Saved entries
----------

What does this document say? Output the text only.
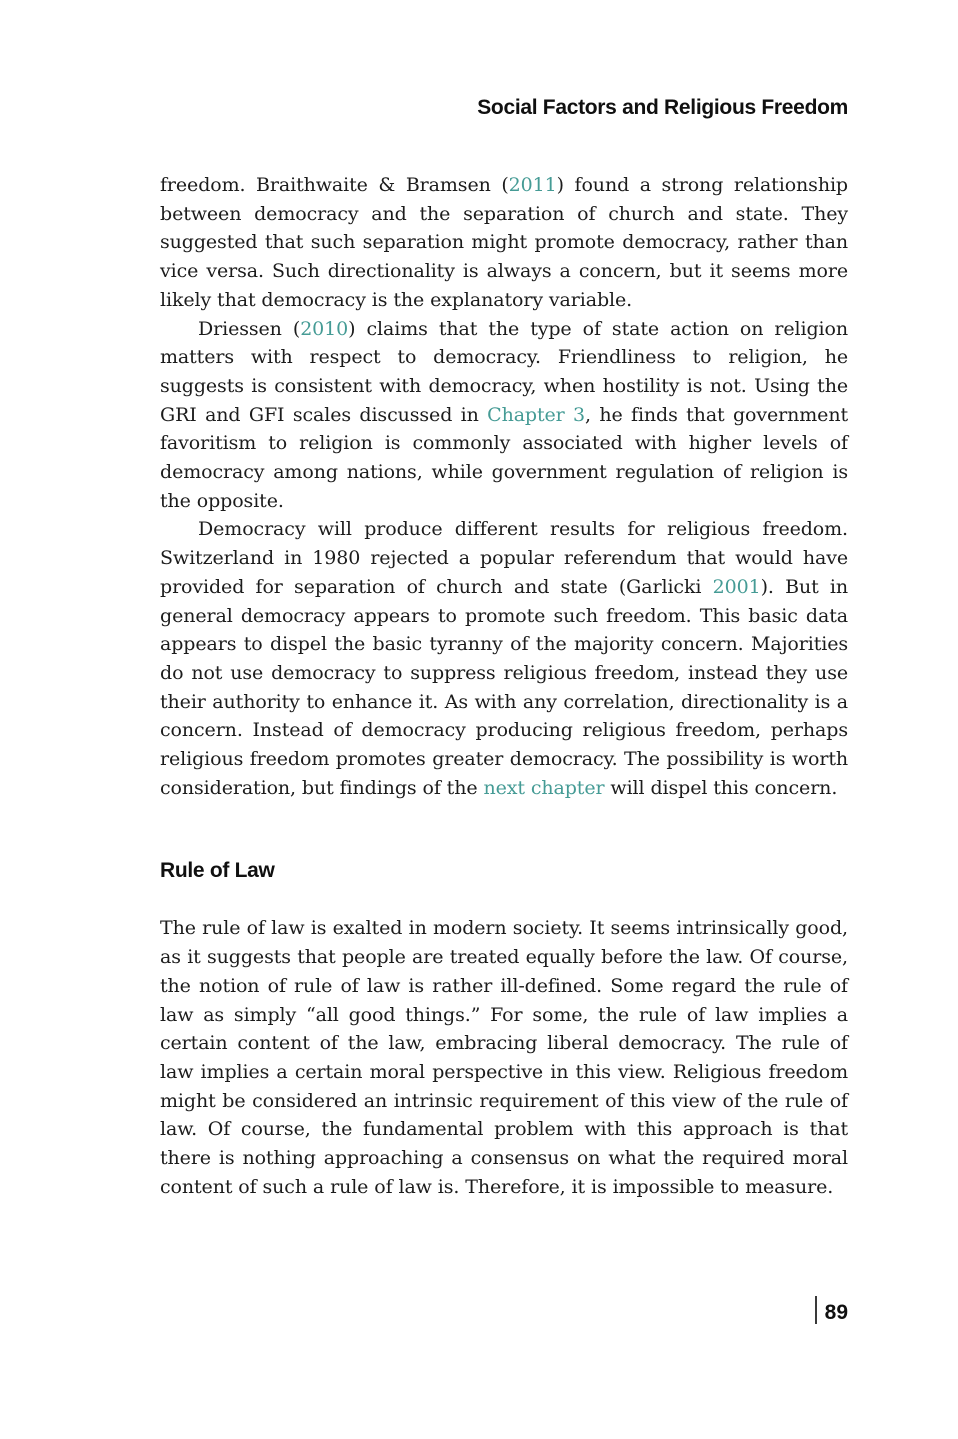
Social Factors and Religious Freedom

freedom. Braithwaite & Bramsen (2011) found a strong relationship between democracy and the separation of church and state. They suggested that such separation might promote democracy, rather than vice versa. Such directionality is always a concern, but it seems more likely that democracy is the explanatory variable.

Driessen (2010) claims that the type of state action on religion matters with respect to democracy. Friendliness to religion, he suggests is consistent with democracy, when hostility is not. Using the GRI and GFI scales discussed in Chapter 3, he finds that government favoritism to religion is commonly associated with higher levels of democracy among nations, while government regulation of religion is the opposite.

Democracy will produce different results for religious freedom. Switzerland in 1980 rejected a popular referendum that would have provided for separation of church and state (Garlicki 2001). But in general democracy appears to promote such freedom. This basic data appears to dispel the basic tyranny of the majority concern. Majorities do not use democracy to suppress religious freedom, instead they use their authority to enhance it. As with any correlation, directionality is a concern. Instead of democracy producing religious freedom, perhaps religious freedom promotes greater democracy. The possibility is worth consideration, but findings of the next chapter will dispel this concern.

Rule of Law

The rule of law is exalted in modern society. It seems intrinsically good, as it suggests that people are treated equally before the law. Of course, the notion of rule of law is rather ill-defined. Some regard the rule of law as simply “all good things.” For some, the rule of law implies a certain content of the law, embracing liberal democracy. The rule of law implies a certain moral perspective in this view. Religious freedom might be considered an intrinsic requirement of this view of the rule of law. Of course, the fundamental problem with this approach is that there is nothing approaching a consensus on what the required moral content of such a rule of law is. Therefore, it is impossible to measure.

89
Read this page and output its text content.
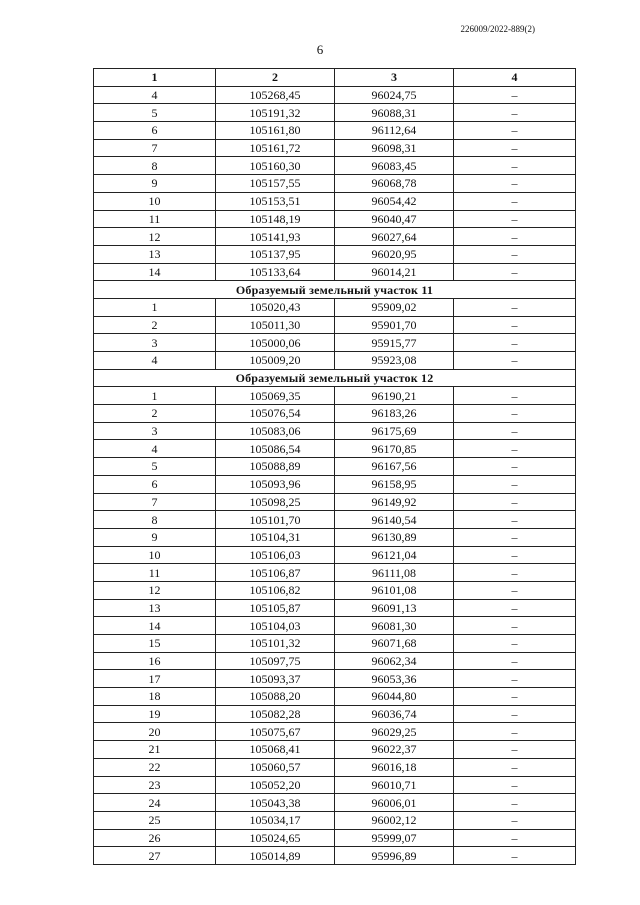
226009/2022-889(2)
6
1	2	3	4
4	105268,45	96024,75	–
5	105191,32	96088,31	–
6	105161,80	96112,64	–
7	105161,72	96098,31	–
8	105160,30	96083,45	–
9	105157,55	96068,78	–
10	105153,51	96054,42	–
11	105148,19	96040,47	–
12	105141,93	96027,64	–
13	105137,95	96020,95	–
14	105133,64	96014,21	–
Образуемый земельный участок 11			
1	105020,43	95909,02	–
2	105011,30	95901,70	–
3	105000,06	95915,77	–
4	105009,20	95923,08	–
Образуемый земельный участок 12			
1	105069,35	96190,21	–
2	105076,54	96183,26	–
3	105083,06	96175,69	–
4	105086,54	96170,85	–
5	105088,89	96167,56	–
6	105093,96	96158,95	–
7	105098,25	96149,92	–
8	105101,70	96140,54	–
9	105104,31	96130,89	–
10	105106,03	96121,04	–
11	105106,87	96111,08	–
12	105106,82	96101,08	–
13	105105,87	96091,13	–
14	105104,03	96081,30	–
15	105101,32	96071,68	–
16	105097,75	96062,34	–
17	105093,37	96053,36	–
18	105088,20	96044,80	–
19	105082,28	96036,74	–
20	105075,67	96029,25	–
21	105068,41	96022,37	–
22	105060,57	96016,18	–
23	105052,20	96010,71	–
24	105043,38	96006,01	–
25	105034,17	96002,12	–
26	105024,65	95999,07	–
27	105014,89	95996,89	–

----------

Take the line that contains "Read this page and output its text content." and every line after it up to the end of the records above, and restate them exactly, without the pictures.

* _Completed task_:
Read this page and output its text content.
226009/2022-889(2)
6
1	2	3	4
4	105268,45	96024,75	–
5	105191,32	96088,31	–
6	105161,80	96112,64	–
7	105161,72	96098,31	–
8	105160,30	96083,45	–
9	105157,55	96068,78	–
10	105153,51	96054,42	–
11	105148,19	96040,47	–
12	105141,93	96027,64	–
13	105137,95	96020,95	–
14	105133,64	96014,21	–
Образуемый земельный участок 11			
1	105020,43	95909,02	–
2	105011,30	95901,70	–
3	105000,06	95915,77	–
4	105009,20	95923,08	–
Образуемый земельный участок 12			
1	105069,35	96190,21	–
2	105076,54	96183,26	–
3	105083,06	96175,69	–
4	105086,54	96170,85	–
5	105088,89	96167,56	–
6	105093,96	96158,95	–
7	105098,25	96149,92	–
8	105101,70	96140,54	–
9	105104,31	96130,89	–
10	105106,03	96121,04	–
11	105106,87	96111,08	–
12	105106,82	96101,08	–
13	105105,87	96091,13	–
14	105104,03	96081,30	–
15	105101,32	96071,68	–
16	105097,75	96062,34	–
17	105093,37	96053,36	–
18	105088,20	96044,80	–
19	105082,28	96036,74	–
20	105075,67	96029,25	–
21	105068,41	96022,37	–
22	105060,57	96016,18	–
23	105052,20	96010,71	–
24	105043,38	96006,01	–
25	105034,17	96002,12	–
26	105024,65	95999,07	–
27	105014,89	95996,89	–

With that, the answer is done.